BEGIN Data entries

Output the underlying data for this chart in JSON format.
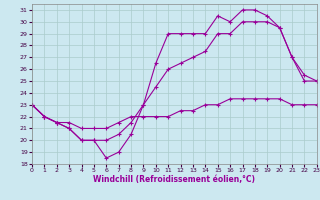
{
  "background_color": "#cce8f0",
  "grid_color": "#aacccc",
  "line_color": "#990099",
  "xlabel": "Windchill (Refroidissement éolien,°C)",
  "xlim": [
    0,
    23
  ],
  "ylim": [
    18,
    31.5
  ],
  "xticks": [
    0,
    1,
    2,
    3,
    4,
    5,
    6,
    7,
    8,
    9,
    10,
    11,
    12,
    13,
    14,
    15,
    16,
    17,
    18,
    19,
    20,
    21,
    22,
    23
  ],
  "yticks": [
    18,
    19,
    20,
    21,
    22,
    23,
    24,
    25,
    26,
    27,
    28,
    29,
    30,
    31
  ],
  "line1_x": [
    0,
    1,
    2,
    3,
    4,
    5,
    6,
    7,
    8,
    9,
    10,
    11,
    12,
    13,
    14,
    15,
    16,
    17,
    18,
    19,
    20,
    21,
    22,
    23
  ],
  "line1_y": [
    23,
    22,
    21.5,
    21,
    20,
    20,
    18.5,
    19,
    20.5,
    23,
    26.5,
    29,
    29,
    29,
    29,
    30.5,
    30,
    31,
    31,
    30.5,
    29.5,
    27,
    25.5,
    25
  ],
  "line2_x": [
    0,
    1,
    2,
    3,
    4,
    5,
    6,
    7,
    8,
    9,
    10,
    11,
    12,
    13,
    14,
    15,
    16,
    17,
    18,
    19,
    20,
    21,
    22,
    23
  ],
  "line2_y": [
    23,
    22,
    21.5,
    21,
    20,
    20,
    20,
    20.5,
    21.5,
    23,
    24.5,
    26,
    26.5,
    27,
    27.5,
    29,
    29,
    30,
    30,
    30,
    29.5,
    27,
    25,
    25
  ],
  "line3_x": [
    0,
    1,
    2,
    3,
    4,
    5,
    6,
    7,
    8,
    9,
    10,
    11,
    12,
    13,
    14,
    15,
    16,
    17,
    18,
    19,
    20,
    21,
    22,
    23
  ],
  "line3_y": [
    23,
    22,
    21.5,
    21.5,
    21,
    21,
    21,
    21.5,
    22,
    22,
    22,
    22,
    22.5,
    22.5,
    23,
    23,
    23.5,
    23.5,
    23.5,
    23.5,
    23.5,
    23,
    23,
    23
  ]
}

END Data entries

Output all the records, word for word, with no pictures in the copy.

_Answer in full_
Output the underlying data for this chart in JSON format.
{
  "background_color": "#cce8f0",
  "grid_color": "#aacccc",
  "line_color": "#990099",
  "xlabel": "Windchill (Refroidissement éolien,°C)",
  "xlim": [
    0,
    23
  ],
  "ylim": [
    18,
    31.5
  ],
  "xticks": [
    0,
    1,
    2,
    3,
    4,
    5,
    6,
    7,
    8,
    9,
    10,
    11,
    12,
    13,
    14,
    15,
    16,
    17,
    18,
    19,
    20,
    21,
    22,
    23
  ],
  "yticks": [
    18,
    19,
    20,
    21,
    22,
    23,
    24,
    25,
    26,
    27,
    28,
    29,
    30,
    31
  ],
  "line1_x": [
    0,
    1,
    2,
    3,
    4,
    5,
    6,
    7,
    8,
    9,
    10,
    11,
    12,
    13,
    14,
    15,
    16,
    17,
    18,
    19,
    20,
    21,
    22,
    23
  ],
  "line1_y": [
    23,
    22,
    21.5,
    21,
    20,
    20,
    18.5,
    19,
    20.5,
    23,
    26.5,
    29,
    29,
    29,
    29,
    30.5,
    30,
    31,
    31,
    30.5,
    29.5,
    27,
    25.5,
    25
  ],
  "line2_x": [
    0,
    1,
    2,
    3,
    4,
    5,
    6,
    7,
    8,
    9,
    10,
    11,
    12,
    13,
    14,
    15,
    16,
    17,
    18,
    19,
    20,
    21,
    22,
    23
  ],
  "line2_y": [
    23,
    22,
    21.5,
    21,
    20,
    20,
    20,
    20.5,
    21.5,
    23,
    24.5,
    26,
    26.5,
    27,
    27.5,
    29,
    29,
    30,
    30,
    30,
    29.5,
    27,
    25,
    25
  ],
  "line3_x": [
    0,
    1,
    2,
    3,
    4,
    5,
    6,
    7,
    8,
    9,
    10,
    11,
    12,
    13,
    14,
    15,
    16,
    17,
    18,
    19,
    20,
    21,
    22,
    23
  ],
  "line3_y": [
    23,
    22,
    21.5,
    21.5,
    21,
    21,
    21,
    21.5,
    22,
    22,
    22,
    22,
    22.5,
    22.5,
    23,
    23,
    23.5,
    23.5,
    23.5,
    23.5,
    23.5,
    23,
    23,
    23
  ]
}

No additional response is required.